---------- Information supplied

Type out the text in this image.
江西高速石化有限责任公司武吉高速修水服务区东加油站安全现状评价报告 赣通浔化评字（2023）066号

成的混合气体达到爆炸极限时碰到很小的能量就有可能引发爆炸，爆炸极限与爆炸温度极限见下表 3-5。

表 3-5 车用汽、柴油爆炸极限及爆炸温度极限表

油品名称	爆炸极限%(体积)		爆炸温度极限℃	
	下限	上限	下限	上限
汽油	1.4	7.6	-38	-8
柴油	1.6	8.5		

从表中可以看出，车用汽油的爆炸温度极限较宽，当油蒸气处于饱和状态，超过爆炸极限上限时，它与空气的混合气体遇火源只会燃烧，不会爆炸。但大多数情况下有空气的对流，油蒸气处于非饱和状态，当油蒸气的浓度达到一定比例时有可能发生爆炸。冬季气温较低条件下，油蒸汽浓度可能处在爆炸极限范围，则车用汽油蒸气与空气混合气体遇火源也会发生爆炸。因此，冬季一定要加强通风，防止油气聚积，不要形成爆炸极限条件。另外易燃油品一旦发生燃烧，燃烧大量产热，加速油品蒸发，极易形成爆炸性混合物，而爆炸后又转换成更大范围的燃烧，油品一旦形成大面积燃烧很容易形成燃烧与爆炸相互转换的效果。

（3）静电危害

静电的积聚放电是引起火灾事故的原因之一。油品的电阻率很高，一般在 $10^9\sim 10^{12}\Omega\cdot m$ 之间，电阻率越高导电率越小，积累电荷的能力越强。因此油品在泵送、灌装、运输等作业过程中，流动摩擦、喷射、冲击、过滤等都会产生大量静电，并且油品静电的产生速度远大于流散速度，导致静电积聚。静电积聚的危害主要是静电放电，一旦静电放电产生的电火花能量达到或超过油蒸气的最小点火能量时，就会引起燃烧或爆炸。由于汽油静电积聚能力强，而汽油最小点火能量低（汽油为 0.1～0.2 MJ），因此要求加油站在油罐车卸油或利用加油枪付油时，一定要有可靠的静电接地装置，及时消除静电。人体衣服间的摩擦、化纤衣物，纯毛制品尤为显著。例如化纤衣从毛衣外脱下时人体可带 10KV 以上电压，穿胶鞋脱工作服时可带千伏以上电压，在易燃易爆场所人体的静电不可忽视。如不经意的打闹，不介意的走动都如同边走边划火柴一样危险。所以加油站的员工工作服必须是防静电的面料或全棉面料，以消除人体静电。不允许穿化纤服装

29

--------------------
---------- Information supplied

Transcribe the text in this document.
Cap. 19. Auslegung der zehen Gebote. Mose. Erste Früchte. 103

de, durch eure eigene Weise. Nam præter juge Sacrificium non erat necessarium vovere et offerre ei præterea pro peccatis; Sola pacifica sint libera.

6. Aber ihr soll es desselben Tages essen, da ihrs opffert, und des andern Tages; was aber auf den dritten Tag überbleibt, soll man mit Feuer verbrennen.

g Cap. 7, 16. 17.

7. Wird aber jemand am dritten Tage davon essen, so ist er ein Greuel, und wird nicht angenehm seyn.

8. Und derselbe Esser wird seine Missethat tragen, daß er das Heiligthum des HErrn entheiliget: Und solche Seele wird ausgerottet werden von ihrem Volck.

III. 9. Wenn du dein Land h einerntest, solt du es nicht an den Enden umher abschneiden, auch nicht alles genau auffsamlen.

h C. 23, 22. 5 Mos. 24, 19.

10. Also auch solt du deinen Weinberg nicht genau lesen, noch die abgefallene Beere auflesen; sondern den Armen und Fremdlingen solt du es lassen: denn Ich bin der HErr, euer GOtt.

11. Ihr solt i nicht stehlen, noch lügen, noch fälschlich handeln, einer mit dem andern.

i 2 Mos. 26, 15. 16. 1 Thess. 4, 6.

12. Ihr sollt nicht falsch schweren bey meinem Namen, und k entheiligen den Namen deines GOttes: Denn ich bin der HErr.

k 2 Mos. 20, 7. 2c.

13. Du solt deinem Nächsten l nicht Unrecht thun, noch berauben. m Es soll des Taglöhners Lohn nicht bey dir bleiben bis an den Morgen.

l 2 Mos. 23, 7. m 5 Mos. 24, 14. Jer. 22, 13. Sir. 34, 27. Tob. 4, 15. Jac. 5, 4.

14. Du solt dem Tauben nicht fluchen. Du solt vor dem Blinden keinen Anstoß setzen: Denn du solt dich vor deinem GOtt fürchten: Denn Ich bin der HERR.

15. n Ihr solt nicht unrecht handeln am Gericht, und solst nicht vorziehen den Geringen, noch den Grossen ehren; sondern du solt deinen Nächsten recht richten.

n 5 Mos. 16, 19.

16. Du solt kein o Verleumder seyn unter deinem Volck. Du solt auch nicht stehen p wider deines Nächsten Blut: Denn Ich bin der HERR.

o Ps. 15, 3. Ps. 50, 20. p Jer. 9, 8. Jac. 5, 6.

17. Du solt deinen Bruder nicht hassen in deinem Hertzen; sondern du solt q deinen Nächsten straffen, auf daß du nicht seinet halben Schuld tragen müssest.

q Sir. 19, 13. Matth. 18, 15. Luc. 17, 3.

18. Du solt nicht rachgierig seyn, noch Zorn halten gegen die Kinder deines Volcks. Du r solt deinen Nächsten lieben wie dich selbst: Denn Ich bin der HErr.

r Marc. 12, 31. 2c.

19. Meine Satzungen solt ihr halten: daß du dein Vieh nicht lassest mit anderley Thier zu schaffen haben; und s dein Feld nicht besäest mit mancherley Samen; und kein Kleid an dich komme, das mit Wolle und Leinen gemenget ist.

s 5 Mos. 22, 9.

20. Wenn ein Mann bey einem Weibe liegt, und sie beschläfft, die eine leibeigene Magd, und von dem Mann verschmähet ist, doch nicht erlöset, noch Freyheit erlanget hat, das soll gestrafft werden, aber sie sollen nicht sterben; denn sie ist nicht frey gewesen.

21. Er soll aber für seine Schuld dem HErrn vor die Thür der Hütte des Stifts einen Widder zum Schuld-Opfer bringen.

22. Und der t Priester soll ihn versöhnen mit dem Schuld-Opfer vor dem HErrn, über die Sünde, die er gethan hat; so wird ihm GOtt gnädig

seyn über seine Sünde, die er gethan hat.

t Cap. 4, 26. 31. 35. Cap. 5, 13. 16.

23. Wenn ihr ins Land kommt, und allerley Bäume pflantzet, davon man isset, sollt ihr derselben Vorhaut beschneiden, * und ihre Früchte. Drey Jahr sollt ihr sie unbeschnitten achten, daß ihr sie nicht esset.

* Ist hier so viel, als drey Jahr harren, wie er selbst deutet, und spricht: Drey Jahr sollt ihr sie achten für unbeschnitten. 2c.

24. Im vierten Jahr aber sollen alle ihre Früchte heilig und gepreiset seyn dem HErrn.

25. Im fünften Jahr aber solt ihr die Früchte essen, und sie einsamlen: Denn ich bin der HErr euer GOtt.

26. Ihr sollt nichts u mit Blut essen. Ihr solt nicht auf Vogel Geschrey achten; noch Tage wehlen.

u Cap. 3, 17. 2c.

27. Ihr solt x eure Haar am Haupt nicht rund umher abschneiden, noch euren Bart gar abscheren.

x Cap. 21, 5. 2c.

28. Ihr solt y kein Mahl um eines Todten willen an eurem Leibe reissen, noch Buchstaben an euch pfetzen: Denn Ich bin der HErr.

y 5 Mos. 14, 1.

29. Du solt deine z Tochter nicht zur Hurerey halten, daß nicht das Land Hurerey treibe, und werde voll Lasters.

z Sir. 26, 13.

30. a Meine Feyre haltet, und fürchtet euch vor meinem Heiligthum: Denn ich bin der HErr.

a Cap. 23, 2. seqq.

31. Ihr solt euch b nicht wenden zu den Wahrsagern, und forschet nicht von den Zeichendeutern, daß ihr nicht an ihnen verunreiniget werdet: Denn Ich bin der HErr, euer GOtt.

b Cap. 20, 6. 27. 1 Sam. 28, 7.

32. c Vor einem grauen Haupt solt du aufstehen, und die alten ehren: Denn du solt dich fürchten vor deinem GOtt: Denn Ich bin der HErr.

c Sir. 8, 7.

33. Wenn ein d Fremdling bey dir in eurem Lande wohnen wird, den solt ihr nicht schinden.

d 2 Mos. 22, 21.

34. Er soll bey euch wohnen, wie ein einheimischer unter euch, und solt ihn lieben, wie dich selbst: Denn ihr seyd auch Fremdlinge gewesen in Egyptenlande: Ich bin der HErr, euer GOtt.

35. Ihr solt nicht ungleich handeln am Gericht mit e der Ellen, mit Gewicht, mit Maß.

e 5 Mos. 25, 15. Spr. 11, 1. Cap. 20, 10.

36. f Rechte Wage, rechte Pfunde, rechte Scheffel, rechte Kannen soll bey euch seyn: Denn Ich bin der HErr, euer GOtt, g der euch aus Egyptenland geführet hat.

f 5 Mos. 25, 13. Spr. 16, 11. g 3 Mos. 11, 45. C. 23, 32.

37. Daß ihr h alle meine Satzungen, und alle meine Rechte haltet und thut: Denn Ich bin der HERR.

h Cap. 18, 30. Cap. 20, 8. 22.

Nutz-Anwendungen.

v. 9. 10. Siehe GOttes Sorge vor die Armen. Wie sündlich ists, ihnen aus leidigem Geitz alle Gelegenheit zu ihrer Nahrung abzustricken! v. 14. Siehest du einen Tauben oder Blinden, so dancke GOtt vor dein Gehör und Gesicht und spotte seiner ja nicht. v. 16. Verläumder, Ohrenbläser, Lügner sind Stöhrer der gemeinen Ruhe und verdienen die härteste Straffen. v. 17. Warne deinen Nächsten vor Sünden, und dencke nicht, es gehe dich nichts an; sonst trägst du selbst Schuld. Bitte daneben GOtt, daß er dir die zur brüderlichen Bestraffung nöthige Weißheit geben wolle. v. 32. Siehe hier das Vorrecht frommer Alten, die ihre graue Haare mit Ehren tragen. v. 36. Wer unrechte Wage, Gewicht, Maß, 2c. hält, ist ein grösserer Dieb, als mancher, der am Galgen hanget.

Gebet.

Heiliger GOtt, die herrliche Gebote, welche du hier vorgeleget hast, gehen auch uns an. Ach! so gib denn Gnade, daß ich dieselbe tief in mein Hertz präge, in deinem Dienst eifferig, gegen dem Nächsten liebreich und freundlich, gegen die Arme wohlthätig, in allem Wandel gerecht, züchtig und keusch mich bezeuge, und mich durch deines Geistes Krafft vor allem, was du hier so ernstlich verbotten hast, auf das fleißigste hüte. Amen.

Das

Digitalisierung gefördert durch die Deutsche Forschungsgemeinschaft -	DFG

--------------------
---------- Information supplied

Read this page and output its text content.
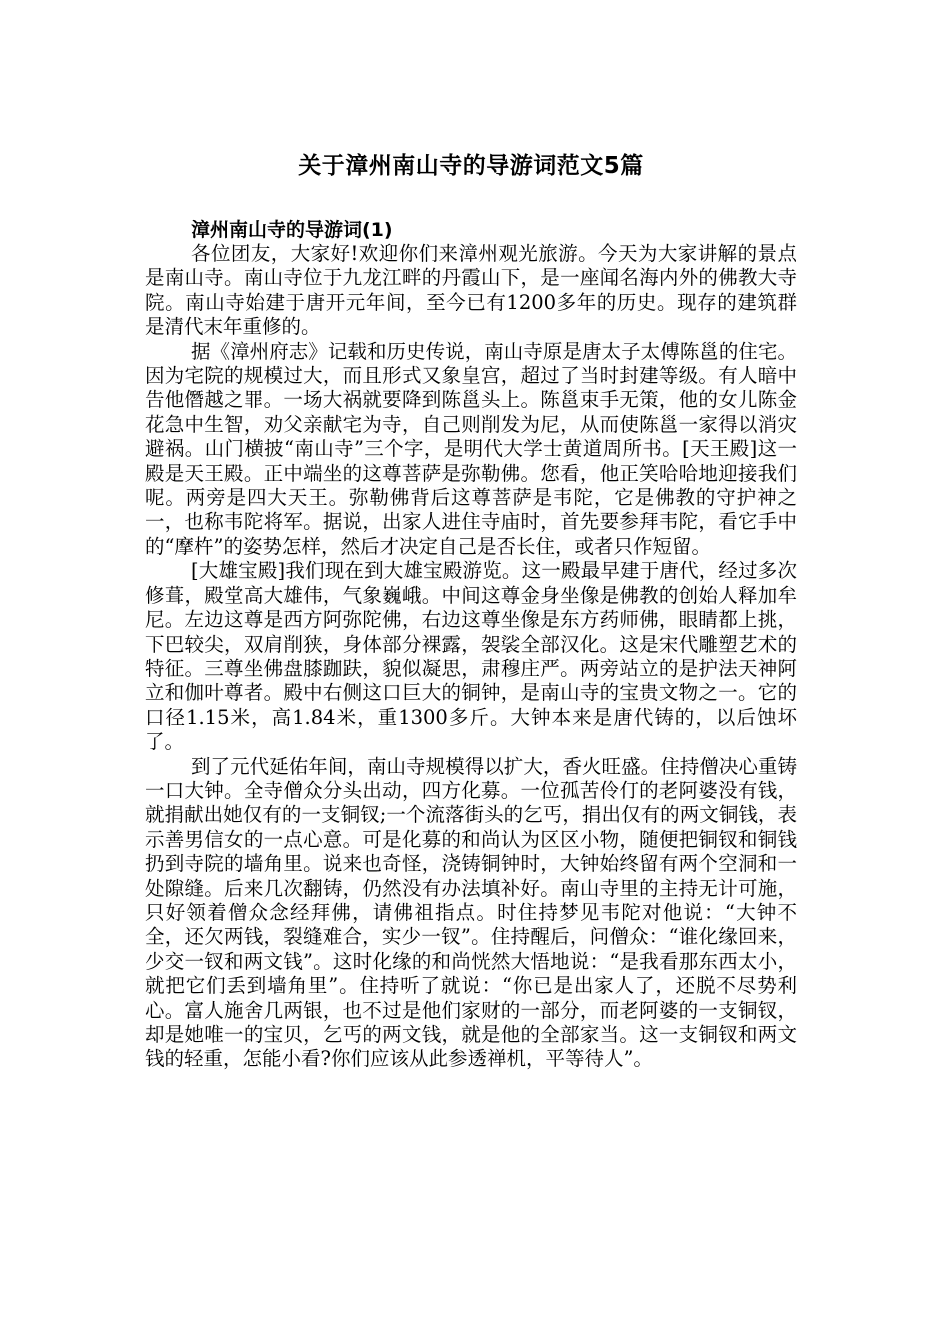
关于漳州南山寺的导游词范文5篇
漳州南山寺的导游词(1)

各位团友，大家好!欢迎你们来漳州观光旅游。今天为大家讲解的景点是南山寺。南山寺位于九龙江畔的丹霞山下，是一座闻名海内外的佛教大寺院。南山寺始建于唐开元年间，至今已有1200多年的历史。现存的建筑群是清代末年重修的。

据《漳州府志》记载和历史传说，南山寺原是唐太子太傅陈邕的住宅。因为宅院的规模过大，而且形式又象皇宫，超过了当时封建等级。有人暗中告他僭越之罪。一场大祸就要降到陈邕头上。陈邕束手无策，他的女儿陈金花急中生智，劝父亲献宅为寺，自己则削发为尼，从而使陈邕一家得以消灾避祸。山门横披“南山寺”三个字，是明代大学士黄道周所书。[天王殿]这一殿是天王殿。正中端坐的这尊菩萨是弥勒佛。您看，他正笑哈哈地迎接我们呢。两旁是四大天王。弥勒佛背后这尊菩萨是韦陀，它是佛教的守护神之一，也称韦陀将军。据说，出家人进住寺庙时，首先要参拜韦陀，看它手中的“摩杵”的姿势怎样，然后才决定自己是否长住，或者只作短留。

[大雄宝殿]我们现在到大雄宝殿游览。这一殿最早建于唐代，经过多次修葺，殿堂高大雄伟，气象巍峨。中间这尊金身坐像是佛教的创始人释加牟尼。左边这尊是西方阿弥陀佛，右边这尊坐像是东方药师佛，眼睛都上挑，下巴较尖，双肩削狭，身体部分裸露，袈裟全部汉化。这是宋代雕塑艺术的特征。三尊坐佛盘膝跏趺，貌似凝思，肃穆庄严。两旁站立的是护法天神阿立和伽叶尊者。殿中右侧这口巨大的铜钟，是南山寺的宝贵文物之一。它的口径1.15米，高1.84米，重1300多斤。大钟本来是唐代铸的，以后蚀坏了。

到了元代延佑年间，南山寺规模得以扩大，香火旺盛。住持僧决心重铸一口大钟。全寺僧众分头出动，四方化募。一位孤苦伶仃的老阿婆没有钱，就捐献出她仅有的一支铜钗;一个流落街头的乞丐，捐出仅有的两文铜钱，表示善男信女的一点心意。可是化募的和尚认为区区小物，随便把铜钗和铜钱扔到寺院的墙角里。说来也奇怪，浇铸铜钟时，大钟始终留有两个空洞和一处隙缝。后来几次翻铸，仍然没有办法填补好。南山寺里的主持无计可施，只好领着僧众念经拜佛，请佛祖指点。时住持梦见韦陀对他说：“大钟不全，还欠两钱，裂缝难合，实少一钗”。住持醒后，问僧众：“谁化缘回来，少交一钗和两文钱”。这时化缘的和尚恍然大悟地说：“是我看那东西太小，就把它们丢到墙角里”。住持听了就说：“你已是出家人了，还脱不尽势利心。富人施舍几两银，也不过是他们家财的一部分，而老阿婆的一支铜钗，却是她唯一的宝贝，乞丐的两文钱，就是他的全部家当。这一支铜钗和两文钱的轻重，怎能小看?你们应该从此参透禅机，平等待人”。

--------------------

Your objective:
Collect each line of the entries that has the word "andern", copying it in full.

Written solution:
6. Aber ihr soll es desselben Tages essen, da ihrs opffert, und des andern Tages; was aber auf den dritten Tag überbleibt, soll man mit Feuer verbrennen.
11. Ihr solt i nicht stehlen, noch lügen, noch fälschlich handeln, einer mit dem andern.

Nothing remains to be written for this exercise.